**What to do**
From the listing below, extract each entry exactly as written, minus the images.

**Supplied material**
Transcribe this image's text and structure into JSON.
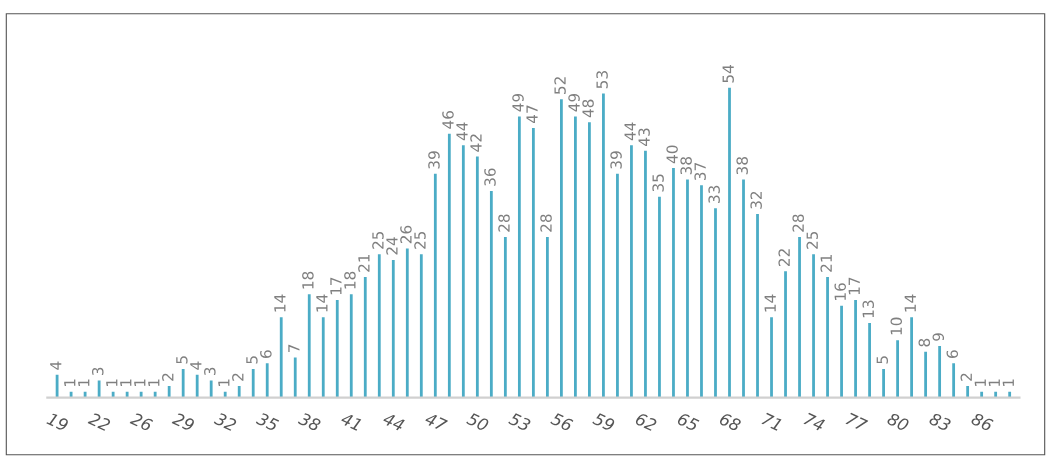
{
  "chart_data": {
    "type": "bar",
    "color": "#4bacc6",
    "categories": [
      "19",
      null,
      null,
      "22",
      null,
      null,
      "26",
      null,
      null,
      "29",
      null,
      null,
      "32",
      null,
      null,
      "35",
      null,
      null,
      "38",
      null,
      null,
      "41",
      null,
      null,
      "44",
      null,
      null,
      "47",
      null,
      null,
      "50",
      null,
      null,
      "53",
      null,
      null,
      "56",
      null,
      null,
      "59",
      null,
      null,
      "62",
      null,
      null,
      "65",
      null,
      null,
      "68",
      null,
      null,
      "71",
      null,
      null,
      "74",
      null,
      null,
      "77",
      null,
      null,
      "80",
      null,
      null,
      "83",
      null,
      null,
      "86",
      null,
      null
    ],
    "values": [
      4,
      1,
      1,
      3,
      1,
      1,
      1,
      1,
      2,
      5,
      4,
      3,
      1,
      2,
      5,
      6,
      14,
      7,
      18,
      14,
      17,
      18,
      21,
      25,
      24,
      26,
      25,
      39,
      46,
      44,
      42,
      36,
      28,
      49,
      47,
      28,
      52,
      49,
      48,
      53,
      39,
      44,
      43,
      35,
      40,
      38,
      37,
      33,
      54,
      38,
      32,
      14,
      22,
      28,
      25,
      21,
      16,
      17,
      13,
      5,
      10,
      14,
      8,
      9,
      6,
      2,
      1,
      1,
      1
    ],
    "data_labels": true,
    "grid": false,
    "legend": false
  }
}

**Solution**
Transcribe this image's text and structure into JSON.
{
  "chart_data": {
    "type": "bar",
    "color": "#4bacc6",
    "categories": [
      "19",
      null,
      null,
      "22",
      null,
      null,
      "26",
      null,
      null,
      "29",
      null,
      null,
      "32",
      null,
      null,
      "35",
      null,
      null,
      "38",
      null,
      null,
      "41",
      null,
      null,
      "44",
      null,
      null,
      "47",
      null,
      null,
      "50",
      null,
      null,
      "53",
      null,
      null,
      "56",
      null,
      null,
      "59",
      null,
      null,
      "62",
      null,
      null,
      "65",
      null,
      null,
      "68",
      null,
      null,
      "71",
      null,
      null,
      "74",
      null,
      null,
      "77",
      null,
      null,
      "80",
      null,
      null,
      "83",
      null,
      null,
      "86",
      null,
      null
    ],
    "values": [
      4,
      1,
      1,
      3,
      1,
      1,
      1,
      1,
      2,
      5,
      4,
      3,
      1,
      2,
      5,
      6,
      14,
      7,
      18,
      14,
      17,
      18,
      21,
      25,
      24,
      26,
      25,
      39,
      46,
      44,
      42,
      36,
      28,
      49,
      47,
      28,
      52,
      49,
      48,
      53,
      39,
      44,
      43,
      35,
      40,
      38,
      37,
      33,
      54,
      38,
      32,
      14,
      22,
      28,
      25,
      21,
      16,
      17,
      13,
      5,
      10,
      14,
      8,
      9,
      6,
      2,
      1,
      1,
      1
    ],
    "data_labels": true,
    "grid": false,
    "legend": false
  }
}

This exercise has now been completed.